▸ **Exercise directions**
Repeat what the lines below say, word for word, and skip every image.

▸ **Data to use**
○ ○ ○ ○ ○

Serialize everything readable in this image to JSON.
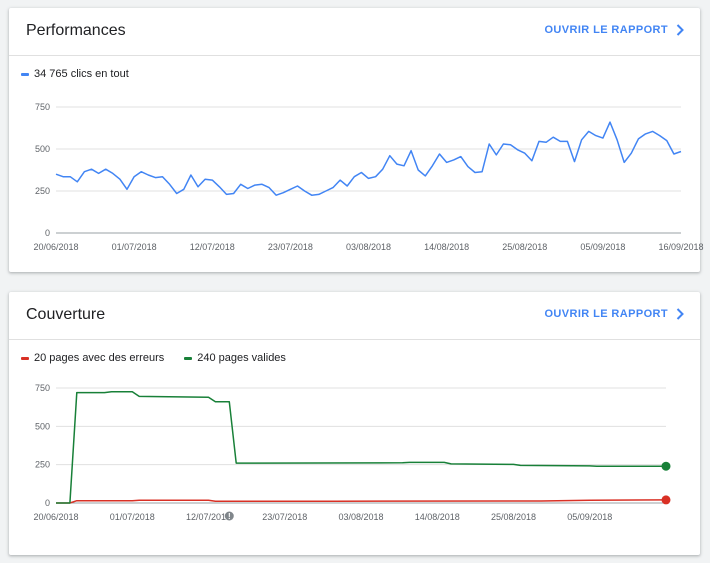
{
  "performance": {
    "title": "Performances",
    "report_label": "OUVRIR LE RAPPORT",
    "legend": [
      {
        "label": "34 765 clics en tout",
        "color": "#4285f4"
      }
    ],
    "chart_data": {
      "type": "line",
      "y_ticks": [
        "0",
        "250",
        "500",
        "750"
      ],
      "ylim": [
        0,
        750
      ],
      "x_tick_labels": [
        "20/06/2018",
        "01/07/2018",
        "12/07/2018",
        "23/07/2018",
        "03/08/2018",
        "14/08/2018",
        "25/08/2018",
        "05/09/2018",
        "16/09/2018"
      ],
      "x_range_days": [
        0,
        88
      ],
      "x_tick_days": [
        0,
        11,
        22,
        33,
        44,
        55,
        66,
        77,
        88
      ],
      "grid": true,
      "series": [
        {
          "name": "34 765 clics en tout",
          "color": "#4285f4",
          "values": [
            350,
            335,
            335,
            305,
            365,
            380,
            355,
            380,
            355,
            320,
            260,
            335,
            365,
            345,
            330,
            335,
            290,
            235,
            260,
            345,
            275,
            320,
            315,
            275,
            230,
            235,
            290,
            265,
            285,
            290,
            270,
            225,
            240,
            260,
            280,
            250,
            225,
            230,
            250,
            270,
            315,
            280,
            335,
            360,
            325,
            335,
            380,
            460,
            410,
            400,
            490,
            375,
            340,
            400,
            470,
            420,
            435,
            455,
            395,
            360,
            365,
            530,
            465,
            530,
            525,
            495,
            475,
            430,
            545,
            540,
            570,
            545,
            545,
            425,
            555,
            605,
            580,
            565,
            660,
            555,
            420,
            475,
            560,
            590,
            605,
            580,
            550,
            470,
            485
          ]
        }
      ]
    }
  },
  "coverage": {
    "title": "Couverture",
    "report_label": "OUVRIR LE RAPPORT",
    "legend": [
      {
        "label": "20 pages avec des erreurs",
        "color": "#d93025"
      },
      {
        "label": "240 pages valides",
        "color": "#188038"
      }
    ],
    "chart_data": {
      "type": "line",
      "y_ticks": [
        "0",
        "250",
        "500",
        "750"
      ],
      "ylim": [
        0,
        750
      ],
      "x_tick_labels": [
        "20/06/2018",
        "01/07/2018",
        "12/07/2018",
        "23/07/2018",
        "03/08/2018",
        "14/08/2018",
        "25/08/2018",
        "05/09/2018"
      ],
      "x_range_days": [
        0,
        88
      ],
      "x_tick_days": [
        0,
        11,
        22,
        33,
        44,
        55,
        66,
        77
      ],
      "grid": true,
      "annotation": {
        "day": 25,
        "label": "!"
      },
      "series": [
        {
          "name": "20 pages avec des erreurs",
          "color": "#d93025",
          "points": [
            [
              0,
              0
            ],
            [
              2,
              0
            ],
            [
              3,
              15
            ],
            [
              11,
              15
            ],
            [
              12,
              18
            ],
            [
              22,
              18
            ],
            [
              23,
              12
            ],
            [
              40,
              12
            ],
            [
              70,
              13
            ],
            [
              77,
              18
            ],
            [
              88,
              20
            ]
          ]
        },
        {
          "name": "240 pages valides",
          "color": "#188038",
          "points": [
            [
              0,
              0
            ],
            [
              2,
              0
            ],
            [
              3,
              720
            ],
            [
              7,
              720
            ],
            [
              8,
              725
            ],
            [
              11,
              725
            ],
            [
              12,
              695
            ],
            [
              22,
              690
            ],
            [
              23,
              660
            ],
            [
              25,
              660
            ],
            [
              26,
              260
            ],
            [
              50,
              262
            ],
            [
              51,
              265
            ],
            [
              56,
              265
            ],
            [
              57,
              255
            ],
            [
              66,
              252
            ],
            [
              67,
              245
            ],
            [
              77,
              242
            ],
            [
              78,
              240
            ],
            [
              88,
              240
            ]
          ]
        }
      ]
    }
  }
}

○ ○ ○ ○ ○

▸ **The solution**
Serialize everything readable in this image to JSON.
{
  "performance": {
    "title": "Performances",
    "report_label": "OUVRIR LE RAPPORT",
    "legend": [
      {
        "label": "34 765 clics en tout",
        "color": "#4285f4"
      }
    ],
    "chart_data": {
      "type": "line",
      "y_ticks": [
        "0",
        "250",
        "500",
        "750"
      ],
      "ylim": [
        0,
        750
      ],
      "x_tick_labels": [
        "20/06/2018",
        "01/07/2018",
        "12/07/2018",
        "23/07/2018",
        "03/08/2018",
        "14/08/2018",
        "25/08/2018",
        "05/09/2018",
        "16/09/2018"
      ],
      "x_range_days": [
        0,
        88
      ],
      "x_tick_days": [
        0,
        11,
        22,
        33,
        44,
        55,
        66,
        77,
        88
      ],
      "grid": true,
      "series": [
        {
          "name": "34 765 clics en tout",
          "color": "#4285f4",
          "values": [
            350,
            335,
            335,
            305,
            365,
            380,
            355,
            380,
            355,
            320,
            260,
            335,
            365,
            345,
            330,
            335,
            290,
            235,
            260,
            345,
            275,
            320,
            315,
            275,
            230,
            235,
            290,
            265,
            285,
            290,
            270,
            225,
            240,
            260,
            280,
            250,
            225,
            230,
            250,
            270,
            315,
            280,
            335,
            360,
            325,
            335,
            380,
            460,
            410,
            400,
            490,
            375,
            340,
            400,
            470,
            420,
            435,
            455,
            395,
            360,
            365,
            530,
            465,
            530,
            525,
            495,
            475,
            430,
            545,
            540,
            570,
            545,
            545,
            425,
            555,
            605,
            580,
            565,
            660,
            555,
            420,
            475,
            560,
            590,
            605,
            580,
            550,
            470,
            485
          ]
        }
      ]
    }
  },
  "coverage": {
    "title": "Couverture",
    "report_label": "OUVRIR LE RAPPORT",
    "legend": [
      {
        "label": "20 pages avec des erreurs",
        "color": "#d93025"
      },
      {
        "label": "240 pages valides",
        "color": "#188038"
      }
    ],
    "chart_data": {
      "type": "line",
      "y_ticks": [
        "0",
        "250",
        "500",
        "750"
      ],
      "ylim": [
        0,
        750
      ],
      "x_tick_labels": [
        "20/06/2018",
        "01/07/2018",
        "12/07/2018",
        "23/07/2018",
        "03/08/2018",
        "14/08/2018",
        "25/08/2018",
        "05/09/2018"
      ],
      "x_range_days": [
        0,
        88
      ],
      "x_tick_days": [
        0,
        11,
        22,
        33,
        44,
        55,
        66,
        77
      ],
      "grid": true,
      "annotation": {
        "day": 25,
        "label": "!"
      },
      "series": [
        {
          "name": "20 pages avec des erreurs",
          "color": "#d93025",
          "points": [
            [
              0,
              0
            ],
            [
              2,
              0
            ],
            [
              3,
              15
            ],
            [
              11,
              15
            ],
            [
              12,
              18
            ],
            [
              22,
              18
            ],
            [
              23,
              12
            ],
            [
              40,
              12
            ],
            [
              70,
              13
            ],
            [
              77,
              18
            ],
            [
              88,
              20
            ]
          ]
        },
        {
          "name": "240 pages valides",
          "color": "#188038",
          "points": [
            [
              0,
              0
            ],
            [
              2,
              0
            ],
            [
              3,
              720
            ],
            [
              7,
              720
            ],
            [
              8,
              725
            ],
            [
              11,
              725
            ],
            [
              12,
              695
            ],
            [
              22,
              690
            ],
            [
              23,
              660
            ],
            [
              25,
              660
            ],
            [
              26,
              260
            ],
            [
              50,
              262
            ],
            [
              51,
              265
            ],
            [
              56,
              265
            ],
            [
              57,
              255
            ],
            [
              66,
              252
            ],
            [
              67,
              245
            ],
            [
              77,
              242
            ],
            [
              78,
              240
            ],
            [
              88,
              240
            ]
          ]
        }
      ]
    }
  }
}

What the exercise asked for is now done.